__REQUIREMENT__. Identify each line holding the string "title" and copy it.

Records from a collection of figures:
━━━━━━━━
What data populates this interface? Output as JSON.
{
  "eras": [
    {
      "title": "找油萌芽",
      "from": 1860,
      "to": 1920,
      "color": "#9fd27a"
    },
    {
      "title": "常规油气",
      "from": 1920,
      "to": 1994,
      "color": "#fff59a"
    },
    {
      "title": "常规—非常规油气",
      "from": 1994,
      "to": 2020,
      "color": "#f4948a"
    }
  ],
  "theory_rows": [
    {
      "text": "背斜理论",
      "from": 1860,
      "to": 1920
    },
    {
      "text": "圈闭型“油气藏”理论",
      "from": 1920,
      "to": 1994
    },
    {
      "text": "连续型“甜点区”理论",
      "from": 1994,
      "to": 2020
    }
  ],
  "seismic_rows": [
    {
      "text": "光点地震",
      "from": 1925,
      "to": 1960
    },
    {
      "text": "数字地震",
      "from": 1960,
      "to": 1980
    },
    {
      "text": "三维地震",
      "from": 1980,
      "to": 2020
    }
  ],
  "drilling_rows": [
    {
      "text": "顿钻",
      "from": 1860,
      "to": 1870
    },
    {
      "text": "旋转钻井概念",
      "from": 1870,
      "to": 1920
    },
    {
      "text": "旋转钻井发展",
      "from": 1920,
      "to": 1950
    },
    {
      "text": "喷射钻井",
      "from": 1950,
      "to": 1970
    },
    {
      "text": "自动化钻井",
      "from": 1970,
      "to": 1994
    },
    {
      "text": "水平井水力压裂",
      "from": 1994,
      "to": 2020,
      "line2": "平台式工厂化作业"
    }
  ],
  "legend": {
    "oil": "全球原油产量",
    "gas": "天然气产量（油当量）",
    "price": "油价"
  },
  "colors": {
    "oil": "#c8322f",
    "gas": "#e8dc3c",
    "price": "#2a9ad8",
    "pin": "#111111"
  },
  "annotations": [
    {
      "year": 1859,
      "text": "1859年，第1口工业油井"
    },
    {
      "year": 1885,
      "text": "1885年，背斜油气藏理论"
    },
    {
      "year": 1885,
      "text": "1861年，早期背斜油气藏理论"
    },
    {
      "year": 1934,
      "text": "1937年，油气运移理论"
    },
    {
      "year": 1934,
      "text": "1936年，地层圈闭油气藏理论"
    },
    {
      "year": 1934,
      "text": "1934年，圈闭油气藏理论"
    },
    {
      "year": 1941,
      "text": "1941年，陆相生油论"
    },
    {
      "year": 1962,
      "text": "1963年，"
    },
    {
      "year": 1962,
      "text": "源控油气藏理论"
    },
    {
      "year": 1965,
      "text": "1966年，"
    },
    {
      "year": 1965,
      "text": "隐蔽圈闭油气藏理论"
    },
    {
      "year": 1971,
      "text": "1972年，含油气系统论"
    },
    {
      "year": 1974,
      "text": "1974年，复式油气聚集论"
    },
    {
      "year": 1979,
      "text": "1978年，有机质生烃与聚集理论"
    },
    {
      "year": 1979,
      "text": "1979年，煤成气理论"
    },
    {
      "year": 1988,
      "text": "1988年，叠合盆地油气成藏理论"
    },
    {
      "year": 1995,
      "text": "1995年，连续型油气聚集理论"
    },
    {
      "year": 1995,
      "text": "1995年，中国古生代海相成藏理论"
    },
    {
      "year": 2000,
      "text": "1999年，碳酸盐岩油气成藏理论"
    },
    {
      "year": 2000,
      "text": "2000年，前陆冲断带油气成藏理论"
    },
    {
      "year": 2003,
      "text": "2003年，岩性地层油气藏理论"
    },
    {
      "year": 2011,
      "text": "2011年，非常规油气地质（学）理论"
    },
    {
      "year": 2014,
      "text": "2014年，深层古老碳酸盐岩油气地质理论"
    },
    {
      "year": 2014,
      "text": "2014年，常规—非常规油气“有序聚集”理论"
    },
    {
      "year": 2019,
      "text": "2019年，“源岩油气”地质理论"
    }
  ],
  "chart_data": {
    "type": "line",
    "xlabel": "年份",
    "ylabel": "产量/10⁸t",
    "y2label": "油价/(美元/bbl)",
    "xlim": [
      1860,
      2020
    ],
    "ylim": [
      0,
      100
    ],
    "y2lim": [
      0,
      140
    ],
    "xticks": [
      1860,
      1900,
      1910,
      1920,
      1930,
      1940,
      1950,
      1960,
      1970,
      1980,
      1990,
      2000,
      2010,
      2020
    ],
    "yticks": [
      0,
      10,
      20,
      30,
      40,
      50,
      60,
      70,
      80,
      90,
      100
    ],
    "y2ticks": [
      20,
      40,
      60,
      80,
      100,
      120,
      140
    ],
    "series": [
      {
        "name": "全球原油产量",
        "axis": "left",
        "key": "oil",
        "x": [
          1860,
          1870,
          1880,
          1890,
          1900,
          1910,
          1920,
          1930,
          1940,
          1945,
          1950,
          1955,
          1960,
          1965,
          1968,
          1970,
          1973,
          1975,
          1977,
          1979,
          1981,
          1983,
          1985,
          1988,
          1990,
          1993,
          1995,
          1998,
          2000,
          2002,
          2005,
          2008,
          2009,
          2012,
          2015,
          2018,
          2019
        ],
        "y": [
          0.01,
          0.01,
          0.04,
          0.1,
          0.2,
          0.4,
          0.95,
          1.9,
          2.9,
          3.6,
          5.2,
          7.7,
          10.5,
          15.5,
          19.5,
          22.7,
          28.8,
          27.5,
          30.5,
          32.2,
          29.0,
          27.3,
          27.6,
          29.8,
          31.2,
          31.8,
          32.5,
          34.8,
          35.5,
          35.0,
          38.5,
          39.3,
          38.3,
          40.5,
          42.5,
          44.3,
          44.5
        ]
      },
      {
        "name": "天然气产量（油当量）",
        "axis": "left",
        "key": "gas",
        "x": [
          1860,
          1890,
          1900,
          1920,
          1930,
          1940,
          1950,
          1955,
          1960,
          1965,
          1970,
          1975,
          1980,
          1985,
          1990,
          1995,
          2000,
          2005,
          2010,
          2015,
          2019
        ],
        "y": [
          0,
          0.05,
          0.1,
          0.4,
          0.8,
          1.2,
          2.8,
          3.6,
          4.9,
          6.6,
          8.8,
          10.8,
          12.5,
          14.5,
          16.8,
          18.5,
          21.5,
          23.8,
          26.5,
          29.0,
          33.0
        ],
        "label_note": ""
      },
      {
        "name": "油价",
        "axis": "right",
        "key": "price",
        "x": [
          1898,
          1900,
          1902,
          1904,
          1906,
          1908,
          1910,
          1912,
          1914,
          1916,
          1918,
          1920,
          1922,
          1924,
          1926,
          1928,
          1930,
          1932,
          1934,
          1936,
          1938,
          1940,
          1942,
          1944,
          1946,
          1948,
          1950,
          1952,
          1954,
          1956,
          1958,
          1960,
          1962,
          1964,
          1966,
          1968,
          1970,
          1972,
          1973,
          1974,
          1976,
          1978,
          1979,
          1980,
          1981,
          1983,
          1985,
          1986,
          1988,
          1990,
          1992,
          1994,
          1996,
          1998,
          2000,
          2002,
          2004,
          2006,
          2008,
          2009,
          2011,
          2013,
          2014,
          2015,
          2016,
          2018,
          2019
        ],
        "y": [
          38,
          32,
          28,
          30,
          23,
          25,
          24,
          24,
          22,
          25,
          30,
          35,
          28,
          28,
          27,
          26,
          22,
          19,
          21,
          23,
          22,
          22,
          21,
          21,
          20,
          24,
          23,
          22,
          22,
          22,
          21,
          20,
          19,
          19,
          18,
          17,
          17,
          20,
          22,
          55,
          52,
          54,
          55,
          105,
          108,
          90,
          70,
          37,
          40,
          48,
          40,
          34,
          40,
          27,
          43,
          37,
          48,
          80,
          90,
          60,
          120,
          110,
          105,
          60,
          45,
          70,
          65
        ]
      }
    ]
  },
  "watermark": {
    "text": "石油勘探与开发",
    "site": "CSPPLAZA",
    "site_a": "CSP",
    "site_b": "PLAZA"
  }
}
━━━━━━━━
__EXERCISE SOLUTION__.
      "title": "找油萌芽",
      "title": "常规油气",
      "title": "常规—非常规油气",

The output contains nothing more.